PROBLEM:
Below are the records; copy each line in them that holds the word "different".

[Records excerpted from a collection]
+ + + + +
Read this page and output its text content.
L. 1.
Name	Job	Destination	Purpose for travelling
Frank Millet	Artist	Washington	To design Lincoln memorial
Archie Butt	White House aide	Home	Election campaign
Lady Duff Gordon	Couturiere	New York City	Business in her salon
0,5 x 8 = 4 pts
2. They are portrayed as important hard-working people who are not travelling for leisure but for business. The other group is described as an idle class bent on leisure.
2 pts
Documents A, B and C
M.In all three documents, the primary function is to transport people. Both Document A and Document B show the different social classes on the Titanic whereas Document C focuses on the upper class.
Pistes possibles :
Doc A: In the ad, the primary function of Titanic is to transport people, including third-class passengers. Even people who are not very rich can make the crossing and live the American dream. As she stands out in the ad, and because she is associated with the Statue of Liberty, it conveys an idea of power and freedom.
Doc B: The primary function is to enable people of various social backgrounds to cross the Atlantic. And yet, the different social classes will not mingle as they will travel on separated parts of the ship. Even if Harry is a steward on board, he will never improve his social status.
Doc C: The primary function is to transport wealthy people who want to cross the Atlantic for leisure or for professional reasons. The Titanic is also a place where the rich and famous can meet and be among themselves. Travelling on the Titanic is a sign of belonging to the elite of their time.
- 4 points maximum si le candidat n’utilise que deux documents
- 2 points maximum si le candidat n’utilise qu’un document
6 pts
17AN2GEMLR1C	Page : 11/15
+ + + + +
PROBLEM SOLUTION:
M.In all three documents, the primary function is to transport people. Both Document A and Document B show the different social classes on the Titanic whereas Document C focuses on the upper class.
Doc B: The primary function is to enable people of various social backgrounds to cross the Atlantic. And yet, the different social classes will not mingle as they will travel on separated parts of the ship. Even if Harry is a steward on board, he will never improve his social status.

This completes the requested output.